### [Records provided]
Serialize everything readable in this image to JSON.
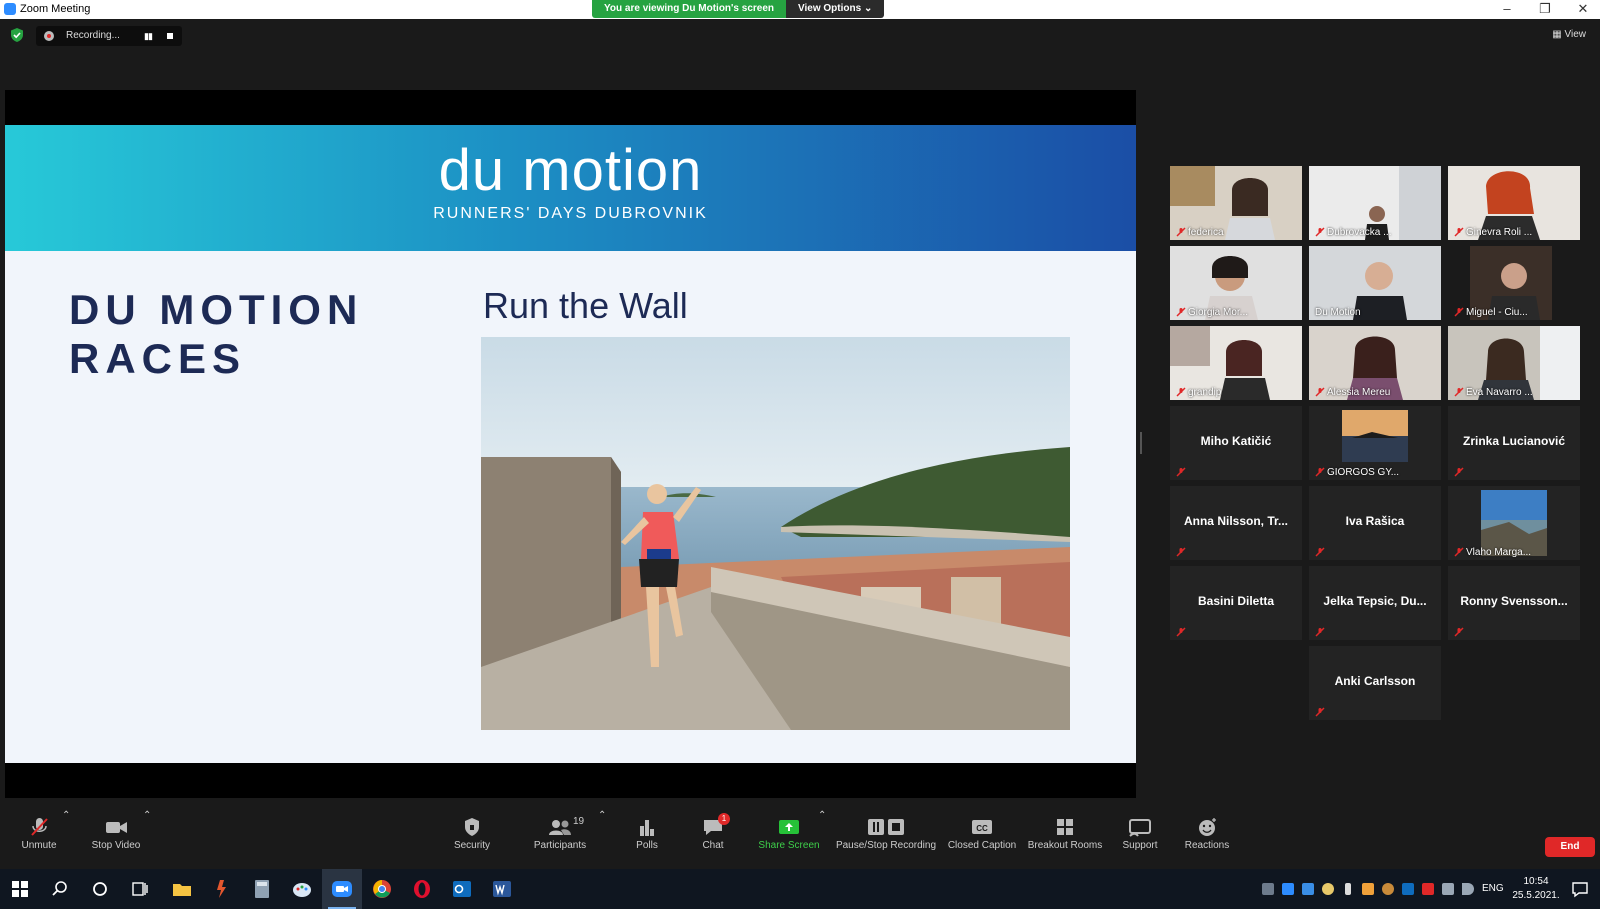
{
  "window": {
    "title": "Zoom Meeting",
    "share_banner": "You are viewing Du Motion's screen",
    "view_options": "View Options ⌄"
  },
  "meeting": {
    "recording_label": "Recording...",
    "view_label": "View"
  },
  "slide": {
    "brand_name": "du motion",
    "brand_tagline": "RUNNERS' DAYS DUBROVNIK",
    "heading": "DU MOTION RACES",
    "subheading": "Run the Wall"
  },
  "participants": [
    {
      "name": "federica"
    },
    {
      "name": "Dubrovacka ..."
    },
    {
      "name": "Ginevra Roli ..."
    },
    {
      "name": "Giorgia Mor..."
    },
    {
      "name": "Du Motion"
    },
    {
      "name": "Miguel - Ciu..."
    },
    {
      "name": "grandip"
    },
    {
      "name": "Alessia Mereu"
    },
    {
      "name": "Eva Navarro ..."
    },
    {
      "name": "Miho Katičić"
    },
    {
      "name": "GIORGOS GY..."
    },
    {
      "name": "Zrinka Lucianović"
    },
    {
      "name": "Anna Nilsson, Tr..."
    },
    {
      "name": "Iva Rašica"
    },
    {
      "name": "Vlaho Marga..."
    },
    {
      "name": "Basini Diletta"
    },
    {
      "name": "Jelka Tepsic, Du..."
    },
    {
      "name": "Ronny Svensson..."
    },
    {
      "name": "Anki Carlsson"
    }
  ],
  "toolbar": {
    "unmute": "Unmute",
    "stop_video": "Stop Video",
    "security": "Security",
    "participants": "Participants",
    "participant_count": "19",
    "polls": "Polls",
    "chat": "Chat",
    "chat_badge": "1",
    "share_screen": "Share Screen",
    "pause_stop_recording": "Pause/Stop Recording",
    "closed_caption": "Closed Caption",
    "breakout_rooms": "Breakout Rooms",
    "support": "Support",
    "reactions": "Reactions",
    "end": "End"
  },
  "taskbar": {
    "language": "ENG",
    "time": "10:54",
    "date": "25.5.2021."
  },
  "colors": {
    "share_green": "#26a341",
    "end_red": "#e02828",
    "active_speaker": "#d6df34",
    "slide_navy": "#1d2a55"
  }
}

### [Aim]
Copy every entry exactly as written. Pictures are excluded.

### [Answer for this exercise]
Serialize everything readable in this image to JSON.
{
  "window": {
    "title": "Zoom Meeting",
    "share_banner": "You are viewing Du Motion's screen",
    "view_options": "View Options ⌄"
  },
  "meeting": {
    "recording_label": "Recording...",
    "view_label": "View"
  },
  "slide": {
    "brand_name": "du motion",
    "brand_tagline": "RUNNERS' DAYS DUBROVNIK",
    "heading": "DU MOTION RACES",
    "subheading": "Run the Wall"
  },
  "participants": [
    {
      "name": "federica"
    },
    {
      "name": "Dubrovacka ..."
    },
    {
      "name": "Ginevra Roli ..."
    },
    {
      "name": "Giorgia Mor..."
    },
    {
      "name": "Du Motion"
    },
    {
      "name": "Miguel - Ciu..."
    },
    {
      "name": "grandip"
    },
    {
      "name": "Alessia Mereu"
    },
    {
      "name": "Eva Navarro ..."
    },
    {
      "name": "Miho Katičić"
    },
    {
      "name": "GIORGOS GY..."
    },
    {
      "name": "Zrinka Lucianović"
    },
    {
      "name": "Anna Nilsson, Tr..."
    },
    {
      "name": "Iva Rašica"
    },
    {
      "name": "Vlaho Marga..."
    },
    {
      "name": "Basini Diletta"
    },
    {
      "name": "Jelka Tepsic, Du..."
    },
    {
      "name": "Ronny Svensson..."
    },
    {
      "name": "Anki Carlsson"
    }
  ],
  "toolbar": {
    "unmute": "Unmute",
    "stop_video": "Stop Video",
    "security": "Security",
    "participants": "Participants",
    "participant_count": "19",
    "polls": "Polls",
    "chat": "Chat",
    "chat_badge": "1",
    "share_screen": "Share Screen",
    "pause_stop_recording": "Pause/Stop Recording",
    "closed_caption": "Closed Caption",
    "breakout_rooms": "Breakout Rooms",
    "support": "Support",
    "reactions": "Reactions",
    "end": "End"
  },
  "taskbar": {
    "language": "ENG",
    "time": "10:54",
    "date": "25.5.2021."
  },
  "colors": {
    "share_green": "#26a341",
    "end_red": "#e02828",
    "active_speaker": "#d6df34",
    "slide_navy": "#1d2a55"
  }
}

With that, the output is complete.